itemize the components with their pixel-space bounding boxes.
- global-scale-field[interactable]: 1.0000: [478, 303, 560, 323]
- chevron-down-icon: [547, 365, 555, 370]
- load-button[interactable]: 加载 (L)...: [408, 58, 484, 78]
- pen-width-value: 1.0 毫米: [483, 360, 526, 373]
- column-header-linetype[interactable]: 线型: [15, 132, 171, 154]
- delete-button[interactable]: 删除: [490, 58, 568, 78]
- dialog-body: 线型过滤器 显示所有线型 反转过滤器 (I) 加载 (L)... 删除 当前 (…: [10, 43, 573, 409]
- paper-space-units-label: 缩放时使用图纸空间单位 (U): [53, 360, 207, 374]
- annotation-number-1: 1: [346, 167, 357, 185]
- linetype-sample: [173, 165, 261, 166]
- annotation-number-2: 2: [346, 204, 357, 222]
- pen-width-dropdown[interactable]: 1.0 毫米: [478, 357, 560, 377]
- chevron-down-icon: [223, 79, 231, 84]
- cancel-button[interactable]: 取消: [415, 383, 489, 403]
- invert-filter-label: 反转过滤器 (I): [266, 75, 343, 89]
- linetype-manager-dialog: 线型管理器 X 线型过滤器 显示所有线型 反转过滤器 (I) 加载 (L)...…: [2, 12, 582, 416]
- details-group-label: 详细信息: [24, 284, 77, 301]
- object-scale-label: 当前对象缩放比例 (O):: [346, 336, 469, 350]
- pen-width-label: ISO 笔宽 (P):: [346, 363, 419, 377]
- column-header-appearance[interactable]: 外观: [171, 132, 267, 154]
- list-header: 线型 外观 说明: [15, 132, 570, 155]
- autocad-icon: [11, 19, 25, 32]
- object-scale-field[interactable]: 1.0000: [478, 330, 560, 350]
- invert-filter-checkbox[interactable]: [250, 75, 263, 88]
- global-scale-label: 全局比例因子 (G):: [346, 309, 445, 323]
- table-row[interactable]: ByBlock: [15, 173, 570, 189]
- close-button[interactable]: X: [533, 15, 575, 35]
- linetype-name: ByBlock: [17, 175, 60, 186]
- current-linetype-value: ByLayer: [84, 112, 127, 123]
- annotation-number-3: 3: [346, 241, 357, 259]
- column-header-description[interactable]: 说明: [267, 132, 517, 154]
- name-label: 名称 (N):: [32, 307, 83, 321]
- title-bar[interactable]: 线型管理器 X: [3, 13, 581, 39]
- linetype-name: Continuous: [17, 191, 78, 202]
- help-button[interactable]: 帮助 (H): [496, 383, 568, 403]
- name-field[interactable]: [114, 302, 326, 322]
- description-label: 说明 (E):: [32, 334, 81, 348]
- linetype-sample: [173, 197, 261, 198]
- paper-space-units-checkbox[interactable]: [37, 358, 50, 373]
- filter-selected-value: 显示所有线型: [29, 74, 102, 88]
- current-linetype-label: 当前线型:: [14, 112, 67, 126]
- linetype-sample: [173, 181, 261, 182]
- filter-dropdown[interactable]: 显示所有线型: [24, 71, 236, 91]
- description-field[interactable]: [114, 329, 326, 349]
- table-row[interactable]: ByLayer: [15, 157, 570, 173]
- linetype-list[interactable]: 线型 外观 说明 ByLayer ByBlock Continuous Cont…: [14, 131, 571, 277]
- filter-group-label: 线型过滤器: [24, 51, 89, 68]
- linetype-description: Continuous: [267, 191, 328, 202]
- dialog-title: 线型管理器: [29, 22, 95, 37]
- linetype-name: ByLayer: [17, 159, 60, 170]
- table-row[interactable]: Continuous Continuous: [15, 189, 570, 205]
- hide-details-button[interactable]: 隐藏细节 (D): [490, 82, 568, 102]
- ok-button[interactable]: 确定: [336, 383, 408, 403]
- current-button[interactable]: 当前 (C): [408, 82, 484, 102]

· · · ·

-- Directions for this task --
Could you write out all the records again, substituting "line-preview" for "linetype-sample" wherever it occurs and leaving everything else unchanged?

-- Result --
itemize the components with their pixel-space bounding boxes.
- global-scale-field[interactable]: 1.0000: [478, 303, 560, 323]
- chevron-down-icon: [547, 365, 555, 370]
- load-button[interactable]: 加载 (L)...: [408, 58, 484, 78]
- pen-width-value: 1.0 毫米: [483, 360, 526, 373]
- column-header-linetype[interactable]: 线型: [15, 132, 171, 154]
- delete-button[interactable]: 删除: [490, 58, 568, 78]
- dialog-body: 线型过滤器 显示所有线型 反转过滤器 (I) 加载 (L)... 删除 当前 (…: [10, 43, 573, 409]
- paper-space-units-label: 缩放时使用图纸空间单位 (U): [53, 360, 207, 374]
- annotation-number-1: 1: [346, 167, 357, 185]
- line-preview: [173, 165, 261, 166]
- annotation-number-2: 2: [346, 204, 357, 222]
- pen-width-dropdown[interactable]: 1.0 毫米: [478, 357, 560, 377]
- chevron-down-icon: [223, 79, 231, 84]
- cancel-button[interactable]: 取消: [415, 383, 489, 403]
- invert-filter-label: 反转过滤器 (I): [266, 75, 343, 89]
- linetype-manager-dialog: 线型管理器 X 线型过滤器 显示所有线型 反转过滤器 (I) 加载 (L)...…: [2, 12, 582, 416]
- details-group-label: 详细信息: [24, 284, 77, 301]
- object-scale-label: 当前对象缩放比例 (O):: [346, 336, 469, 350]
- pen-width-label: ISO 笔宽 (P):: [346, 363, 419, 377]
- column-header-appearance[interactable]: 外观: [171, 132, 267, 154]
- list-header: 线型 外观 说明: [15, 132, 570, 155]
- autocad-icon: [11, 19, 25, 32]
- object-scale-field[interactable]: 1.0000: [478, 330, 560, 350]
- invert-filter-checkbox[interactable]: [250, 75, 263, 88]
- global-scale-label: 全局比例因子 (G):: [346, 309, 445, 323]
- table-row[interactable]: ByBlock: [15, 173, 570, 189]
- close-button[interactable]: X: [533, 15, 575, 35]
- linetype-name: ByBlock: [17, 175, 60, 186]
- current-linetype-value: ByLayer: [84, 112, 127, 123]
- annotation-number-3: 3: [346, 241, 357, 259]
- column-header-description[interactable]: 说明: [267, 132, 517, 154]
- name-label: 名称 (N):: [32, 307, 83, 321]
- title-bar[interactable]: 线型管理器 X: [3, 13, 581, 39]
- linetype-name: Continuous: [17, 191, 78, 202]
- help-button[interactable]: 帮助 (H): [496, 383, 568, 403]
- name-field[interactable]: [114, 302, 326, 322]
- description-label: 说明 (E):: [32, 334, 81, 348]
- line-preview: [173, 197, 261, 198]
- paper-space-units-checkbox[interactable]: [37, 358, 50, 373]
- filter-selected-value: 显示所有线型: [29, 74, 102, 88]
- current-linetype-label: 当前线型:: [14, 112, 67, 126]
- line-preview: [173, 181, 261, 182]
- filter-dropdown[interactable]: 显示所有线型: [24, 71, 236, 91]
- description-field[interactable]: [114, 329, 326, 349]
- table-row[interactable]: ByLayer: [15, 157, 570, 173]
- linetype-list[interactable]: 线型 外观 说明 ByLayer ByBlock Continuous Cont…: [14, 131, 571, 277]
- filter-group-label: 线型过滤器: [24, 51, 89, 68]
- linetype-description: Continuous: [267, 191, 328, 202]
- dialog-title: 线型管理器: [29, 22, 95, 37]
- linetype-name: ByLayer: [17, 159, 60, 170]
- table-row[interactable]: Continuous Continuous: [15, 189, 570, 205]
- hide-details-button[interactable]: 隐藏细节 (D): [490, 82, 568, 102]
- ok-button[interactable]: 确定: [336, 383, 408, 403]
- current-button[interactable]: 当前 (C): [408, 82, 484, 102]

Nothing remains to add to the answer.